__YOUR TASK__.
Output the material word for word. Leave each picture out.

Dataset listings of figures

--- begin ---

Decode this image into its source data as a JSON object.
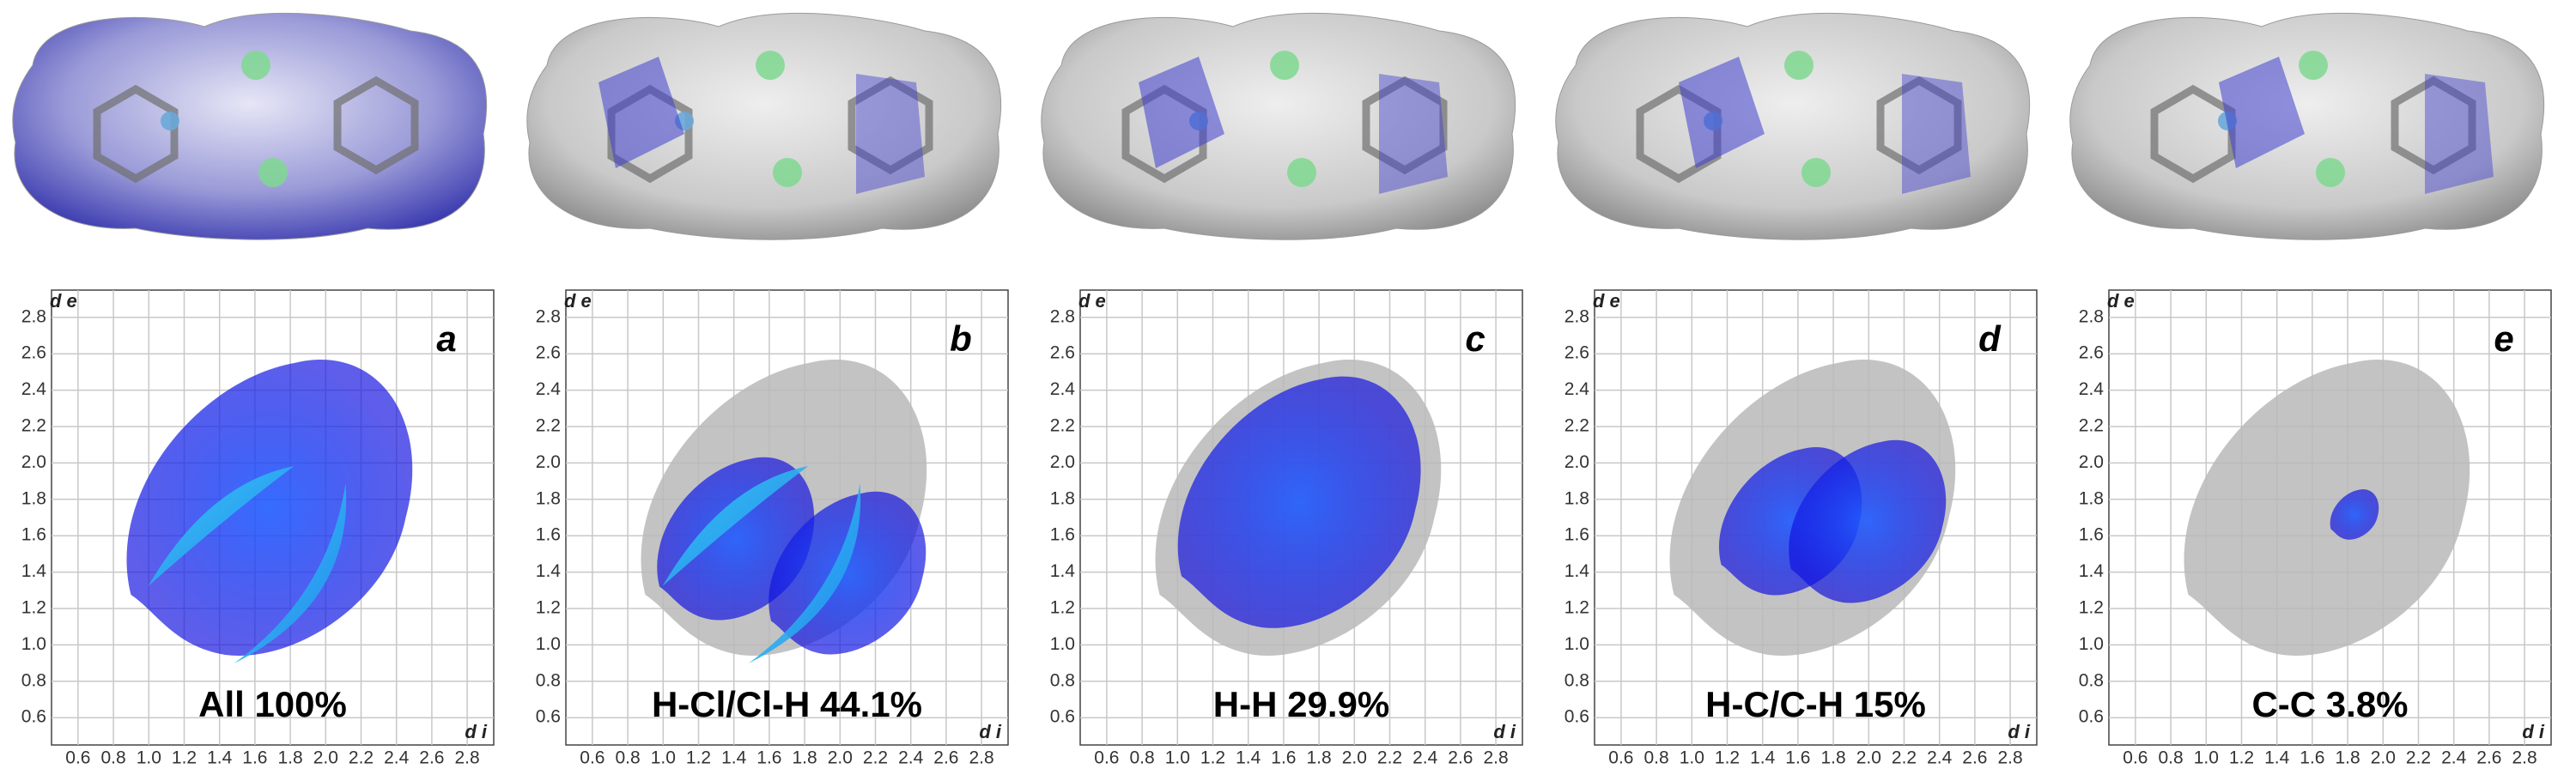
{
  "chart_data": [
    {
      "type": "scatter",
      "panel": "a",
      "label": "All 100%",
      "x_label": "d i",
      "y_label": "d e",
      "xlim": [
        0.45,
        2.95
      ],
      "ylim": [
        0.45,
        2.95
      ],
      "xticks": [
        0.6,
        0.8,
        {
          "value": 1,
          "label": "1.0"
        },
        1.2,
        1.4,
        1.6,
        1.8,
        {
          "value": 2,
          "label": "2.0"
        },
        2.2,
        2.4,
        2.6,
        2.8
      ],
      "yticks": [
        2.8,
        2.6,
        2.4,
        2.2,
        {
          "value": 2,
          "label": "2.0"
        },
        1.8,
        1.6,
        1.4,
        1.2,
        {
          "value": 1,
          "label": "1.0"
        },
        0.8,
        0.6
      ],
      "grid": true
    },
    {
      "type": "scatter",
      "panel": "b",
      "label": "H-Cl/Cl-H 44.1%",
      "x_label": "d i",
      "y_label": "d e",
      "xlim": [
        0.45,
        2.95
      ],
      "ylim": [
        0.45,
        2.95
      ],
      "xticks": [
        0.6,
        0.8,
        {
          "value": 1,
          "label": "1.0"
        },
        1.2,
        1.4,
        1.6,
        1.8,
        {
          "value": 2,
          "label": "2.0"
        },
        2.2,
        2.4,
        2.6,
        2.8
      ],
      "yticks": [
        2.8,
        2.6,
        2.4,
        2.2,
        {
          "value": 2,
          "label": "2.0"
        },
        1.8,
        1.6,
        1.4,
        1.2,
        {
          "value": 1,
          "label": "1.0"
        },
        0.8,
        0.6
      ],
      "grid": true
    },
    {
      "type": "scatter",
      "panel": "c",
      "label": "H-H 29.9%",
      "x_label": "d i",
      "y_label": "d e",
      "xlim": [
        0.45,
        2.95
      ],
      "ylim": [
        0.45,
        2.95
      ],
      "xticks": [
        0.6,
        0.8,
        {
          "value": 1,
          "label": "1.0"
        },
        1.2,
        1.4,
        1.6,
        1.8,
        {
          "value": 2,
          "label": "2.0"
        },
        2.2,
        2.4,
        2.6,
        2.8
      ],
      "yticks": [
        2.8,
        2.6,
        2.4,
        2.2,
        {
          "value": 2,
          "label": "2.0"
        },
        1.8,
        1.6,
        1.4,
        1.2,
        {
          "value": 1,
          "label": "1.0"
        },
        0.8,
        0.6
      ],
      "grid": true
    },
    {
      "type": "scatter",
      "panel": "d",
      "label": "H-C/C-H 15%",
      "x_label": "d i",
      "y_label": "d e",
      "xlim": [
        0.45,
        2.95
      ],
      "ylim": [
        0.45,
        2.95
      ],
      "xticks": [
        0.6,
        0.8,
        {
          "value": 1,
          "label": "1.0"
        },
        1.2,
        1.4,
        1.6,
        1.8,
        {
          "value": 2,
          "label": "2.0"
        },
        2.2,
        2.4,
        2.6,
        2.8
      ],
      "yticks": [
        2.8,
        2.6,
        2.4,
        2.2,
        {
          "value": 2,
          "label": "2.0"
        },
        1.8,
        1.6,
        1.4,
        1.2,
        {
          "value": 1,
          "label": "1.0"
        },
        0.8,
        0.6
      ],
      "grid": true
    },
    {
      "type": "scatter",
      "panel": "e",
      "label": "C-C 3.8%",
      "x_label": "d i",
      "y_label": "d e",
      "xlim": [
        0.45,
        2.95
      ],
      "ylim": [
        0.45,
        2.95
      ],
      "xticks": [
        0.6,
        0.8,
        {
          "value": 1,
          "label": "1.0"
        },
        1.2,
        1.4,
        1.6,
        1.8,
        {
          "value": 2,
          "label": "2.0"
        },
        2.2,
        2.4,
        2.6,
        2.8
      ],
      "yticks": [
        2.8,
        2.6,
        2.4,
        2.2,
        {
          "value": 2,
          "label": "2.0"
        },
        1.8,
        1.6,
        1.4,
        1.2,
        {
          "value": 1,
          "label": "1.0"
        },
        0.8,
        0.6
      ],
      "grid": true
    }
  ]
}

--- end ---

__SOLUTION__.
Decode this image into its source data as a JSON object.
{
  "chart_data": [
    {
      "type": "scatter",
      "panel": "a",
      "label": "All 100%",
      "x_label": "d i",
      "y_label": "d e",
      "xlim": [
        0.45,
        2.95
      ],
      "ylim": [
        0.45,
        2.95
      ],
      "xticks": [
        0.6,
        0.8,
        {
          "value": 1,
          "label": "1.0"
        },
        1.2,
        1.4,
        1.6,
        1.8,
        {
          "value": 2,
          "label": "2.0"
        },
        2.2,
        2.4,
        2.6,
        2.8
      ],
      "yticks": [
        2.8,
        2.6,
        2.4,
        2.2,
        {
          "value": 2,
          "label": "2.0"
        },
        1.8,
        1.6,
        1.4,
        1.2,
        {
          "value": 1,
          "label": "1.0"
        },
        0.8,
        0.6
      ],
      "grid": true
    },
    {
      "type": "scatter",
      "panel": "b",
      "label": "H-Cl/Cl-H 44.1%",
      "x_label": "d i",
      "y_label": "d e",
      "xlim": [
        0.45,
        2.95
      ],
      "ylim": [
        0.45,
        2.95
      ],
      "xticks": [
        0.6,
        0.8,
        {
          "value": 1,
          "label": "1.0"
        },
        1.2,
        1.4,
        1.6,
        1.8,
        {
          "value": 2,
          "label": "2.0"
        },
        2.2,
        2.4,
        2.6,
        2.8
      ],
      "yticks": [
        2.8,
        2.6,
        2.4,
        2.2,
        {
          "value": 2,
          "label": "2.0"
        },
        1.8,
        1.6,
        1.4,
        1.2,
        {
          "value": 1,
          "label": "1.0"
        },
        0.8,
        0.6
      ],
      "grid": true
    },
    {
      "type": "scatter",
      "panel": "c",
      "label": "H-H 29.9%",
      "x_label": "d i",
      "y_label": "d e",
      "xlim": [
        0.45,
        2.95
      ],
      "ylim": [
        0.45,
        2.95
      ],
      "xticks": [
        0.6,
        0.8,
        {
          "value": 1,
          "label": "1.0"
        },
        1.2,
        1.4,
        1.6,
        1.8,
        {
          "value": 2,
          "label": "2.0"
        },
        2.2,
        2.4,
        2.6,
        2.8
      ],
      "yticks": [
        2.8,
        2.6,
        2.4,
        2.2,
        {
          "value": 2,
          "label": "2.0"
        },
        1.8,
        1.6,
        1.4,
        1.2,
        {
          "value": 1,
          "label": "1.0"
        },
        0.8,
        0.6
      ],
      "grid": true
    },
    {
      "type": "scatter",
      "panel": "d",
      "label": "H-C/C-H 15%",
      "x_label": "d i",
      "y_label": "d e",
      "xlim": [
        0.45,
        2.95
      ],
      "ylim": [
        0.45,
        2.95
      ],
      "xticks": [
        0.6,
        0.8,
        {
          "value": 1,
          "label": "1.0"
        },
        1.2,
        1.4,
        1.6,
        1.8,
        {
          "value": 2,
          "label": "2.0"
        },
        2.2,
        2.4,
        2.6,
        2.8
      ],
      "yticks": [
        2.8,
        2.6,
        2.4,
        2.2,
        {
          "value": 2,
          "label": "2.0"
        },
        1.8,
        1.6,
        1.4,
        1.2,
        {
          "value": 1,
          "label": "1.0"
        },
        0.8,
        0.6
      ],
      "grid": true
    },
    {
      "type": "scatter",
      "panel": "e",
      "label": "C-C 3.8%",
      "x_label": "d i",
      "y_label": "d e",
      "xlim": [
        0.45,
        2.95
      ],
      "ylim": [
        0.45,
        2.95
      ],
      "xticks": [
        0.6,
        0.8,
        {
          "value": 1,
          "label": "1.0"
        },
        1.2,
        1.4,
        1.6,
        1.8,
        {
          "value": 2,
          "label": "2.0"
        },
        2.2,
        2.4,
        2.6,
        2.8
      ],
      "yticks": [
        2.8,
        2.6,
        2.4,
        2.2,
        {
          "value": 2,
          "label": "2.0"
        },
        1.8,
        1.6,
        1.4,
        1.2,
        {
          "value": 1,
          "label": "1.0"
        },
        0.8,
        0.6
      ],
      "grid": true
    }
  ]
}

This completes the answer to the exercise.